Directive =
Copy the records below exactly, leaving out every picture.

┌─ Records to process

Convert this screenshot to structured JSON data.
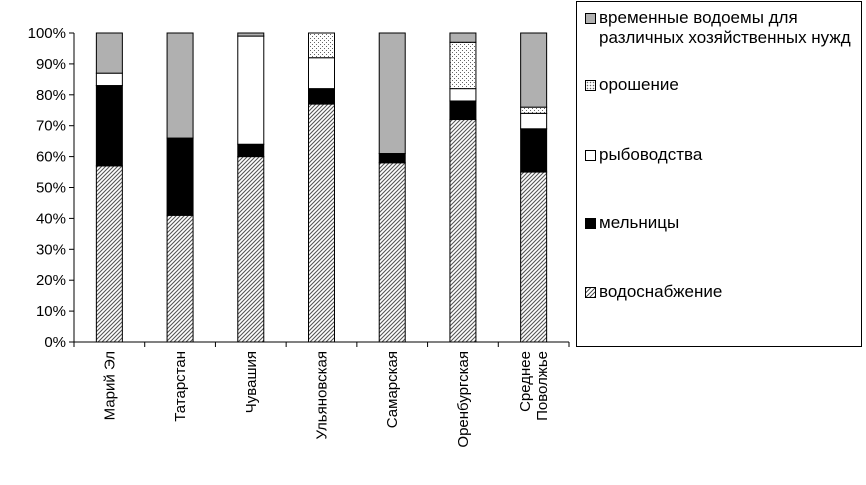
{
  "chart_data": {
    "type": "bar",
    "stacked": true,
    "percent": true,
    "categories": [
      "Марий Эл",
      "Татарстан",
      "Чувашия",
      "Ульяновская",
      "Самарская",
      "Оренбургская",
      [
        "Среднее",
        "Поволжье"
      ]
    ],
    "series": [
      {
        "name": "водоснабжение",
        "fill": "hatch",
        "values": [
          57,
          41,
          60,
          77,
          58,
          72,
          55
        ]
      },
      {
        "name": "мельницы",
        "fill": "#000000",
        "values": [
          26,
          25,
          4,
          5,
          3,
          6,
          14
        ]
      },
      {
        "name": "рыбоводства",
        "fill": "#ffffff",
        "values": [
          4,
          0,
          35,
          10,
          0,
          4,
          5
        ]
      },
      {
        "name": "орошение",
        "fill": "dots",
        "values": [
          0,
          0,
          0,
          8,
          0,
          15,
          2
        ]
      },
      {
        "name": "временные водоемы для различных хозяйственных нужд",
        "fill": "#b0b0b0",
        "values": [
          13,
          34,
          1,
          0,
          39,
          3,
          24
        ]
      }
    ],
    "y_ticks": [
      "0%",
      "10%",
      "20%",
      "30%",
      "40%",
      "50%",
      "60%",
      "70%",
      "80%",
      "90%",
      "100%"
    ],
    "ylim": [
      0,
      100
    ],
    "legend_position": "right",
    "grid": false
  }
}
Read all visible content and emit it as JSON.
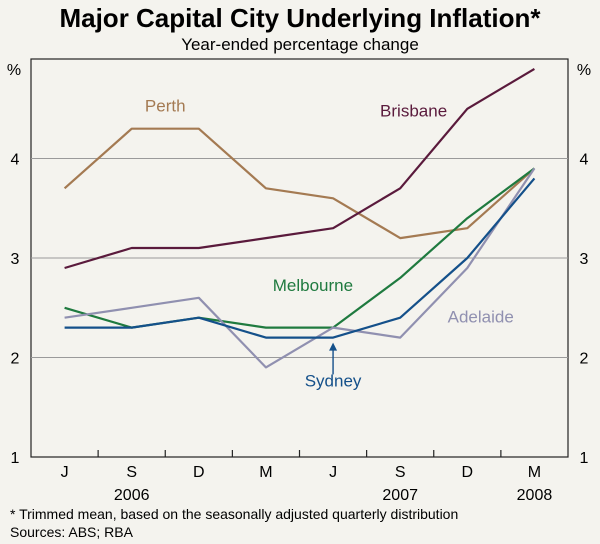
{
  "chart_data": {
    "type": "line",
    "title": "Major Capital City Underlying Inflation*",
    "subtitle": "Year-ended percentage change",
    "ylabel_left": "%",
    "ylabel_right": "%",
    "ylim": [
      1,
      5
    ],
    "yticks": [
      1,
      2,
      3,
      4
    ],
    "categories": [
      "J",
      "S",
      "D",
      "M",
      "J",
      "S",
      "D",
      "M"
    ],
    "year_labels": [
      {
        "label": "2006",
        "index": 1
      },
      {
        "label": "2007",
        "index": 5
      },
      {
        "label": "2008",
        "index": 7
      }
    ],
    "series": [
      {
        "name": "Perth",
        "color": "#a47a52",
        "values": [
          3.7,
          4.3,
          4.3,
          3.7,
          3.6,
          3.2,
          3.3,
          3.9
        ]
      },
      {
        "name": "Brisbane",
        "color": "#5a1a3c",
        "values": [
          2.9,
          3.1,
          3.1,
          3.2,
          3.3,
          3.7,
          4.5,
          4.9
        ]
      },
      {
        "name": "Melbourne",
        "color": "#1f7a3f",
        "values": [
          2.5,
          2.3,
          2.4,
          2.3,
          2.3,
          2.8,
          3.4,
          3.9
        ]
      },
      {
        "name": "Adelaide",
        "color": "#9090b0",
        "values": [
          2.4,
          2.5,
          2.6,
          1.9,
          2.3,
          2.2,
          2.9,
          3.9
        ]
      },
      {
        "name": "Sydney",
        "color": "#14508a",
        "values": [
          2.3,
          2.3,
          2.4,
          2.2,
          2.2,
          2.4,
          3.0,
          3.8
        ]
      }
    ],
    "footnote": "*    Trimmed mean, based on the seasonally adjusted quarterly distribution",
    "sources": "Sources: ABS; RBA"
  }
}
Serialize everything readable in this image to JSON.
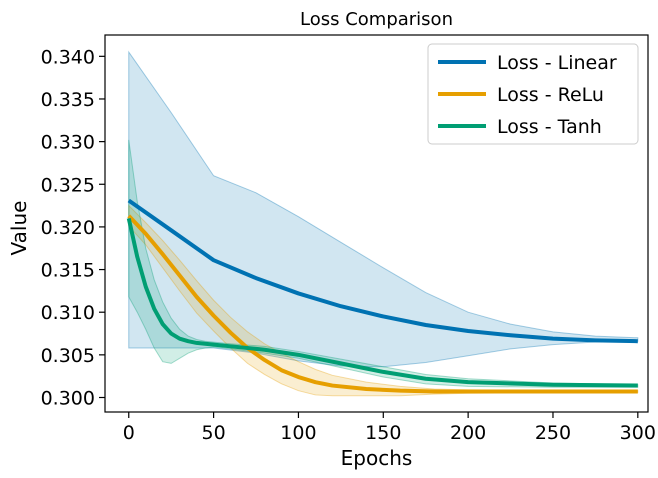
{
  "chart_data": {
    "type": "line",
    "title": "Loss Comparison",
    "xlabel": "Epochs",
    "ylabel": "Value",
    "xlim": [
      -14,
      306
    ],
    "ylim": [
      0.2983,
      0.3425
    ],
    "xticks": [
      0,
      50,
      100,
      150,
      200,
      250,
      300
    ],
    "yticks": [
      0.3,
      0.305,
      0.31,
      0.315,
      0.32,
      0.325,
      0.33,
      0.335,
      0.34
    ],
    "ytick_labels": [
      "0.300",
      "0.305",
      "0.310",
      "0.315",
      "0.320",
      "0.325",
      "0.330",
      "0.335",
      "0.340"
    ],
    "grid": false,
    "legend_position": "top-right",
    "series": [
      {
        "name": "Loss - Linear",
        "color": "#0072B2",
        "x": [
          0,
          25,
          50,
          75,
          100,
          125,
          150,
          175,
          200,
          225,
          250,
          275,
          300
        ],
        "values": [
          0.3231,
          0.3196,
          0.3161,
          0.314,
          0.3122,
          0.3107,
          0.3095,
          0.3085,
          0.3078,
          0.3073,
          0.3069,
          0.3067,
          0.3066
        ],
        "upper": [
          0.3405,
          0.3334,
          0.326,
          0.324,
          0.3212,
          0.3182,
          0.3152,
          0.3123,
          0.31,
          0.3086,
          0.3077,
          0.3072,
          0.307
        ],
        "lower": [
          0.3058,
          0.3058,
          0.3058,
          0.3052,
          0.3043,
          0.3037,
          0.3036,
          0.3041,
          0.3049,
          0.3057,
          0.3062,
          0.3065,
          0.3066
        ]
      },
      {
        "name": "Loss - ReLu",
        "color": "#E69F00",
        "x": [
          0,
          10,
          20,
          30,
          40,
          50,
          60,
          70,
          80,
          90,
          100,
          110,
          120,
          140,
          160,
          180,
          200,
          250,
          300
        ],
        "values": [
          0.3213,
          0.3192,
          0.3168,
          0.3143,
          0.3118,
          0.3096,
          0.3076,
          0.3058,
          0.3044,
          0.3032,
          0.3024,
          0.3018,
          0.3014,
          0.301,
          0.3008,
          0.3007,
          0.3007,
          0.3007,
          0.3007
        ],
        "upper": [
          0.3225,
          0.3205,
          0.3184,
          0.3161,
          0.3137,
          0.3114,
          0.3094,
          0.3077,
          0.3063,
          0.3052,
          0.3042,
          0.3033,
          0.3026,
          0.3018,
          0.3013,
          0.301,
          0.3009,
          0.3008,
          0.3008
        ],
        "lower": [
          0.3201,
          0.3179,
          0.3152,
          0.3125,
          0.3099,
          0.3078,
          0.3058,
          0.304,
          0.3027,
          0.3016,
          0.3008,
          0.3003,
          0.3002,
          0.3002,
          0.3002,
          0.3004,
          0.3005,
          0.3006,
          0.3006
        ]
      },
      {
        "name": "Loss - Tanh",
        "color": "#009E73",
        "x": [
          0,
          5,
          10,
          15,
          20,
          25,
          30,
          35,
          40,
          45,
          50,
          60,
          80,
          100,
          125,
          150,
          175,
          200,
          250,
          300
        ],
        "values": [
          0.321,
          0.3165,
          0.313,
          0.3104,
          0.3086,
          0.3075,
          0.3069,
          0.3066,
          0.3064,
          0.3063,
          0.3062,
          0.306,
          0.3056,
          0.305,
          0.304,
          0.303,
          0.3022,
          0.3018,
          0.3015,
          0.3014
        ],
        "upper": [
          0.3302,
          0.323,
          0.3175,
          0.3138,
          0.3112,
          0.3093,
          0.308,
          0.3072,
          0.3068,
          0.3066,
          0.3065,
          0.3063,
          0.306,
          0.3054,
          0.3045,
          0.3036,
          0.3027,
          0.3022,
          0.3017,
          0.3015
        ],
        "lower": [
          0.3118,
          0.31,
          0.308,
          0.3058,
          0.3042,
          0.304,
          0.3046,
          0.3052,
          0.3056,
          0.3058,
          0.3059,
          0.3057,
          0.3052,
          0.3046,
          0.3035,
          0.3024,
          0.3016,
          0.3013,
          0.3012,
          0.3012
        ]
      }
    ]
  }
}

└─

Solution to this exercise =
Convert this screenshot to structured JSON data.
{
  "chart_data": {
    "type": "bar",
    "stacked": true,
    "percent": true,
    "categories": [
      "Марий Эл",
      "Татарстан",
      "Чувашия",
      "Ульяновская",
      "Самарская",
      "Оренбургская",
      [
        "Среднее",
        "Поволжье"
      ]
    ],
    "series": [
      {
        "name": "водоснабжение",
        "fill": "hatch",
        "values": [
          57,
          41,
          60,
          77,
          58,
          72,
          55
        ]
      },
      {
        "name": "мельницы",
        "fill": "#000000",
        "values": [
          26,
          25,
          4,
          5,
          3,
          6,
          14
        ]
      },
      {
        "name": "рыбоводства",
        "fill": "#ffffff",
        "values": [
          4,
          0,
          35,
          10,
          0,
          4,
          5
        ]
      },
      {
        "name": "орошение",
        "fill": "dots",
        "values": [
          0,
          0,
          0,
          8,
          0,
          15,
          2
        ]
      },
      {
        "name": "временные водоемы для различных хозяйственных нужд",
        "fill": "#b0b0b0",
        "values": [
          13,
          34,
          1,
          0,
          39,
          3,
          24
        ]
      }
    ],
    "y_ticks": [
      "0%",
      "10%",
      "20%",
      "30%",
      "40%",
      "50%",
      "60%",
      "70%",
      "80%",
      "90%",
      "100%"
    ],
    "ylim": [
      0,
      100
    ],
    "legend_position": "right",
    "grid": false
  }
}
Read all visible content and emit it as JSON.
{
  "chart_data": {
    "type": "line",
    "title": "Major Capital City Underlying Inflation*",
    "subtitle": "Year-ended percentage change",
    "ylabel_left": "%",
    "ylabel_right": "%",
    "ylim": [
      1,
      5
    ],
    "yticks": [
      1,
      2,
      3,
      4
    ],
    "categories": [
      "J",
      "S",
      "D",
      "M",
      "J",
      "S",
      "D",
      "M"
    ],
    "year_labels": [
      {
        "label": "2006",
        "index": 1
      },
      {
        "label": "2007",
        "index": 5
      },
      {
        "label": "2008",
        "index": 7
      }
    ],
    "series": [
      {
        "name": "Perth",
        "color": "#a47a52",
        "values": [
          3.7,
          4.3,
          4.3,
          3.7,
          3.6,
          3.2,
          3.3,
          3.9
        ]
      },
      {
        "name": "Brisbane",
        "color": "#5a1a3c",
        "values": [
          2.9,
          3.1,
          3.1,
          3.2,
          3.3,
          3.7,
          4.5,
          4.9
        ]
      },
      {
        "name": "Melbourne",
        "color": "#1f7a3f",
        "values": [
          2.5,
          2.3,
          2.4,
          2.3,
          2.3,
          2.8,
          3.4,
          3.9
        ]
      },
      {
        "name": "Adelaide",
        "color": "#9090b0",
        "values": [
          2.4,
          2.5,
          2.6,
          1.9,
          2.3,
          2.2,
          2.9,
          3.9
        ]
      },
      {
        "name": "Sydney",
        "color": "#14508a",
        "values": [
          2.3,
          2.3,
          2.4,
          2.2,
          2.2,
          2.4,
          3.0,
          3.8
        ]
      }
    ],
    "footnote": "*    Trimmed mean, based on the seasonally adjusted quarterly distribution",
    "sources": "Sources: ABS; RBA"
  }
}
Serialize everything readable in this image to JSON.
{
  "chart_data": {
    "type": "line",
    "title": "Loss Comparison",
    "xlabel": "Epochs",
    "ylabel": "Value",
    "xlim": [
      -14,
      306
    ],
    "ylim": [
      0.2983,
      0.3425
    ],
    "xticks": [
      0,
      50,
      100,
      150,
      200,
      250,
      300
    ],
    "yticks": [
      0.3,
      0.305,
      0.31,
      0.315,
      0.32,
      0.325,
      0.33,
      0.335,
      0.34
    ],
    "ytick_labels": [
      "0.300",
      "0.305",
      "0.310",
      "0.315",
      "0.320",
      "0.325",
      "0.330",
      "0.335",
      "0.340"
    ],
    "grid": false,
    "legend_position": "top-right",
    "series": [
      {
        "name": "Loss - Linear",
        "color": "#0072B2",
        "x": [
          0,
          25,
          50,
          75,
          100,
          125,
          150,
          175,
          200,
          225,
          250,
          275,
          300
        ],
        "values": [
          0.3231,
          0.3196,
          0.3161,
          0.314,
          0.3122,
          0.3107,
          0.3095,
          0.3085,
          0.3078,
          0.3073,
          0.3069,
          0.3067,
          0.3066
        ],
        "upper": [
          0.3405,
          0.3334,
          0.326,
          0.324,
          0.3212,
          0.3182,
          0.3152,
          0.3123,
          0.31,
          0.3086,
          0.3077,
          0.3072,
          0.307
        ],
        "lower": [
          0.3058,
          0.3058,
          0.3058,
          0.3052,
          0.3043,
          0.3037,
          0.3036,
          0.3041,
          0.3049,
          0.3057,
          0.3062,
          0.3065,
          0.3066
        ]
      },
      {
        "name": "Loss - ReLu",
        "color": "#E69F00",
        "x": [
          0,
          10,
          20,
          30,
          40,
          50,
          60,
          70,
          80,
          90,
          100,
          110,
          120,
          140,
          160,
          180,
          200,
          250,
          300
        ],
        "values": [
          0.3213,
          0.3192,
          0.3168,
          0.3143,
          0.3118,
          0.3096,
          0.3076,
          0.3058,
          0.3044,
          0.3032,
          0.3024,
          0.3018,
          0.3014,
          0.301,
          0.3008,
          0.3007,
          0.3007,
          0.3007,
          0.3007
        ],
        "upper": [
          0.3225,
          0.3205,
          0.3184,
          0.3161,
          0.3137,
          0.3114,
          0.3094,
          0.3077,
          0.3063,
          0.3052,
          0.3042,
          0.3033,
          0.3026,
          0.3018,
          0.3013,
          0.301,
          0.3009,
          0.3008,
          0.3008
        ],
        "lower": [
          0.3201,
          0.3179,
          0.3152,
          0.3125,
          0.3099,
          0.3078,
          0.3058,
          0.304,
          0.3027,
          0.3016,
          0.3008,
          0.3003,
          0.3002,
          0.3002,
          0.3002,
          0.3004,
          0.3005,
          0.3006,
          0.3006
        ]
      },
      {
        "name": "Loss - Tanh",
        "color": "#009E73",
        "x": [
          0,
          5,
          10,
          15,
          20,
          25,
          30,
          35,
          40,
          45,
          50,
          60,
          80,
          100,
          125,
          150,
          175,
          200,
          250,
          300
        ],
        "values": [
          0.321,
          0.3165,
          0.313,
          0.3104,
          0.3086,
          0.3075,
          0.3069,
          0.3066,
          0.3064,
          0.3063,
          0.3062,
          0.306,
          0.3056,
          0.305,
          0.304,
          0.303,
          0.3022,
          0.3018,
          0.3015,
          0.3014
        ],
        "upper": [
          0.3302,
          0.323,
          0.3175,
          0.3138,
          0.3112,
          0.3093,
          0.308,
          0.3072,
          0.3068,
          0.3066,
          0.3065,
          0.3063,
          0.306,
          0.3054,
          0.3045,
          0.3036,
          0.3027,
          0.3022,
          0.3017,
          0.3015
        ],
        "lower": [
          0.3118,
          0.31,
          0.308,
          0.3058,
          0.3042,
          0.304,
          0.3046,
          0.3052,
          0.3056,
          0.3058,
          0.3059,
          0.3057,
          0.3052,
          0.3046,
          0.3035,
          0.3024,
          0.3016,
          0.3013,
          0.3012,
          0.3012
        ]
      }
    ]
  }
}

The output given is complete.